**SOAL YANG DIBERIKAN 1:** Ulangi kata demi kata bagian teks tentang wafatnya legenda basket Jawa Tengah, yaitu rentang dari "Pak ‘KOREA’ Legenda" sampai dengan "inna ilaihi rajiun.".

**SUMBER:**
━━━━━━━━━━━━━━━━
Pak ‘KOREA’ Legenda Basket Jateng

Minggu Pon, 28 November 2021 pagi menjelang jam 10.00 kami dapat kiriman WApri dari Puji Sulaksono, mantan Ketua Pengcab Perbasi (Persatuan Basket Seluruh Indonesia) Kendal yang saat ini menjadi pengurus Pengprov Perbasi Jateng. Dia mengabarkan meninggalnya Budhi Kurniawan (81 tahun), tadi malam jam 21.15 WIB di rumahnya Karang Kebon Selatan 375 Semarang. Rencana teman2 basket Jateng mau takziyah di rumah duka Tiong Hoa Ie Wan (THIW) siang nanti, jam 15.00 WIB. Innalillahi wa inna ilaihi rajiun.
━━━━━━━━━━━━━━━━
**CATATAN LATIHAN INI:**
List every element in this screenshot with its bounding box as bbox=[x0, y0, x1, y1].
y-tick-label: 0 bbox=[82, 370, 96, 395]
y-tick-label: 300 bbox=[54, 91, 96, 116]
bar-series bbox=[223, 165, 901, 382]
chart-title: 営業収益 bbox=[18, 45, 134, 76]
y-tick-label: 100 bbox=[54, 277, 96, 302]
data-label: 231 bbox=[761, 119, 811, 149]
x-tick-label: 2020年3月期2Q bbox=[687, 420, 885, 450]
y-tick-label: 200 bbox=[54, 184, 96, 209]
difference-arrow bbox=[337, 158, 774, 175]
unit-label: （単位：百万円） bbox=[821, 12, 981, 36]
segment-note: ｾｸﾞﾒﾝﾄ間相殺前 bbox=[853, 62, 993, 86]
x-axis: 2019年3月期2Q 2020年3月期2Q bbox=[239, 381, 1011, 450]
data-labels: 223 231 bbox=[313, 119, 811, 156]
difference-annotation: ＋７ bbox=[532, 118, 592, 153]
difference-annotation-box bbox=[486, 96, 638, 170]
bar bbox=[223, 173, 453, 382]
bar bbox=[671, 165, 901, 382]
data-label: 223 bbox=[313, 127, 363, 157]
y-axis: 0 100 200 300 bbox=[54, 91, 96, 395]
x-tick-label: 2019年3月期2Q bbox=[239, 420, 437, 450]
━━━━━━━━━━━━━━━━
**SOAL YANG DIBERIKAN 2:** Tuliskan kembali secara persis rentang catatan dari awal catatan sampai dengan baris yang memuat "chart-title: 営業収益 bbox=[18, 45, 134, 76]", termasuk baris tersebut.

**KELUARAN YANG DIHARAPKAN 1:**
Pak ‘KOREA’ Legenda Basket Jateng

Minggu Pon, 28 November 2021 pagi menjelang jam 10.00 kami dapat kiriman WApri dari Puji Sulaksono, mantan Ketua Pengcab Perbasi (Persatuan Basket Seluruh Indonesia) Kendal yang saat ini menjadi pengurus Pengprov Perbasi Jateng. Dia mengabarkan meninggalnya Budhi Kurniawan (81 tahun), tadi malam jam 21.15 WIB di rumahnya Karang Kebon Selatan 375 Semarang. Rencana teman2 basket Jateng mau takziyah di rumah duka Tiong Hoa Ie Wan (THIW) siang nanti, jam 15.00 WIB. Innalillahi wa inna ilaihi rajiun.

**KELUARAN YANG DIHARAPKAN 2:**
List every element in this screenshot with its bounding box as bbox=[x0, y0, x1, y1].
y-tick-label: 0 bbox=[82, 370, 96, 395]
y-tick-label: 300 bbox=[54, 91, 96, 116]
bar-series bbox=[223, 165, 901, 382]
chart-title: 営業収益 bbox=[18, 45, 134, 76]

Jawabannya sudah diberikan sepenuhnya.